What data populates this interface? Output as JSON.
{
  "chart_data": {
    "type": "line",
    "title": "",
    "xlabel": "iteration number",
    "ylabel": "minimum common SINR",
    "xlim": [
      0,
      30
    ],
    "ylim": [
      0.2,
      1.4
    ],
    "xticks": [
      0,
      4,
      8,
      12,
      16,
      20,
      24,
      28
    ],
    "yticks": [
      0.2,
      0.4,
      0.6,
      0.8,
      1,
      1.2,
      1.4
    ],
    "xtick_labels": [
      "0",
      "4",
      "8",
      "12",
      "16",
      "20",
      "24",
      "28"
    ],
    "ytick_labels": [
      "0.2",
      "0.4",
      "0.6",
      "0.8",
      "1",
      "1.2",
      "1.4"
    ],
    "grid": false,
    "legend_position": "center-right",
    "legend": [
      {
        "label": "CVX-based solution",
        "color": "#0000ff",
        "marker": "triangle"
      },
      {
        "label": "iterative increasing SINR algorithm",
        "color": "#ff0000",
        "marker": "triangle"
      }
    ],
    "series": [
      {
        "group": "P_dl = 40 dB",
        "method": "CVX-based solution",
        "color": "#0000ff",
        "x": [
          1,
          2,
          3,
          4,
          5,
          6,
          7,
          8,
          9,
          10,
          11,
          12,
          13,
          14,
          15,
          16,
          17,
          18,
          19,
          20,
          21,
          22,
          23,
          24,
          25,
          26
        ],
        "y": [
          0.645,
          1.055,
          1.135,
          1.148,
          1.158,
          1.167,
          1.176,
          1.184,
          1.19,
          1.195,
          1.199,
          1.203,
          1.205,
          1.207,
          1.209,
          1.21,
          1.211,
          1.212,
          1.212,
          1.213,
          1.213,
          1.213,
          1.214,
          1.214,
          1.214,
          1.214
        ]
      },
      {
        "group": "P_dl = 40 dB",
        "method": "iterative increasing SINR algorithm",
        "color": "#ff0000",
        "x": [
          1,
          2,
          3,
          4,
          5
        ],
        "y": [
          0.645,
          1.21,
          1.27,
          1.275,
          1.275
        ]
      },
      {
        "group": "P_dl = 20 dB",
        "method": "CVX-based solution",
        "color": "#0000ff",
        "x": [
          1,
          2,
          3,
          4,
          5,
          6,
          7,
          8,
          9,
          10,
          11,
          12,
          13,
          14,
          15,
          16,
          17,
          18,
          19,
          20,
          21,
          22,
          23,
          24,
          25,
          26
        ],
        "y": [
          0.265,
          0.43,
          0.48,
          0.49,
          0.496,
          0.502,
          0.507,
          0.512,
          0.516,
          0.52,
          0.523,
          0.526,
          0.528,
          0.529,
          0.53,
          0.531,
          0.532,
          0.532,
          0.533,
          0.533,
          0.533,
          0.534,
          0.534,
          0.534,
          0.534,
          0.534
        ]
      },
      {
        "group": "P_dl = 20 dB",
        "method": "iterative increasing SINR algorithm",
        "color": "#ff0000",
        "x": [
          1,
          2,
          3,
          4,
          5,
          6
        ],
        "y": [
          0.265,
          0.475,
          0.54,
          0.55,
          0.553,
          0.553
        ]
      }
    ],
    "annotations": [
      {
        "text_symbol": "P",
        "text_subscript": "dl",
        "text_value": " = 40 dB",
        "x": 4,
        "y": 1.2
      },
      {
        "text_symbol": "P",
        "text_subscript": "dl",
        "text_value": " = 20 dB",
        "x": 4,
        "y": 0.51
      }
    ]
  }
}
*-*-*
__EXERCISE GOAL__. Transcribe each entry exactly.

__SOLUTION TO THE PROBLEM__.
What data populates this interface? Output as JSON.
{
  "chart_data": {
    "type": "line",
    "title": "",
    "xlabel": "iteration number",
    "ylabel": "minimum common SINR",
    "xlim": [
      0,
      30
    ],
    "ylim": [
      0.2,
      1.4
    ],
    "xticks": [
      0,
      4,
      8,
      12,
      16,
      20,
      24,
      28
    ],
    "yticks": [
      0.2,
      0.4,
      0.6,
      0.8,
      1,
      1.2,
      1.4
    ],
    "xtick_labels": [
      "0",
      "4",
      "8",
      "12",
      "16",
      "20",
      "24",
      "28"
    ],
    "ytick_labels": [
      "0.2",
      "0.4",
      "0.6",
      "0.8",
      "1",
      "1.2",
      "1.4"
    ],
    "grid": false,
    "legend_position": "center-right",
    "legend": [
      {
        "label": "CVX-based solution",
        "color": "#0000ff",
        "marker": "triangle"
      },
      {
        "label": "iterative increasing SINR algorithm",
        "color": "#ff0000",
        "marker": "triangle"
      }
    ],
    "series": [
      {
        "group": "P_dl = 40 dB",
        "method": "CVX-based solution",
        "color": "#0000ff",
        "x": [
          1,
          2,
          3,
          4,
          5,
          6,
          7,
          8,
          9,
          10,
          11,
          12,
          13,
          14,
          15,
          16,
          17,
          18,
          19,
          20,
          21,
          22,
          23,
          24,
          25,
          26
        ],
        "y": [
          0.645,
          1.055,
          1.135,
          1.148,
          1.158,
          1.167,
          1.176,
          1.184,
          1.19,
          1.195,
          1.199,
          1.203,
          1.205,
          1.207,
          1.209,
          1.21,
          1.211,
          1.212,
          1.212,
          1.213,
          1.213,
          1.213,
          1.214,
          1.214,
          1.214,
          1.214
        ]
      },
      {
        "group": "P_dl = 40 dB",
        "method": "iterative increasing SINR algorithm",
        "color": "#ff0000",
        "x": [
          1,
          2,
          3,
          4,
          5
        ],
        "y": [
          0.645,
          1.21,
          1.27,
          1.275,
          1.275
        ]
      },
      {
        "group": "P_dl = 20 dB",
        "method": "CVX-based solution",
        "color": "#0000ff",
        "x": [
          1,
          2,
          3,
          4,
          5,
          6,
          7,
          8,
          9,
          10,
          11,
          12,
          13,
          14,
          15,
          16,
          17,
          18,
          19,
          20,
          21,
          22,
          23,
          24,
          25,
          26
        ],
        "y": [
          0.265,
          0.43,
          0.48,
          0.49,
          0.496,
          0.502,
          0.507,
          0.512,
          0.516,
          0.52,
          0.523,
          0.526,
          0.528,
          0.529,
          0.53,
          0.531,
          0.532,
          0.532,
          0.533,
          0.533,
          0.533,
          0.534,
          0.534,
          0.534,
          0.534,
          0.534
        ]
      },
      {
        "group": "P_dl = 20 dB",
        "method": "iterative increasing SINR algorithm",
        "color": "#ff0000",
        "x": [
          1,
          2,
          3,
          4,
          5,
          6
        ],
        "y": [
          0.265,
          0.475,
          0.54,
          0.55,
          0.553,
          0.553
        ]
      }
    ],
    "annotations": [
      {
        "text_symbol": "P",
        "text_subscript": "dl",
        "text_value": " = 40 dB",
        "x": 4,
        "y": 1.2
      },
      {
        "text_symbol": "P",
        "text_subscript": "dl",
        "text_value": " = 20 dB",
        "x": 4,
        "y": 0.51
      }
    ]
  }
}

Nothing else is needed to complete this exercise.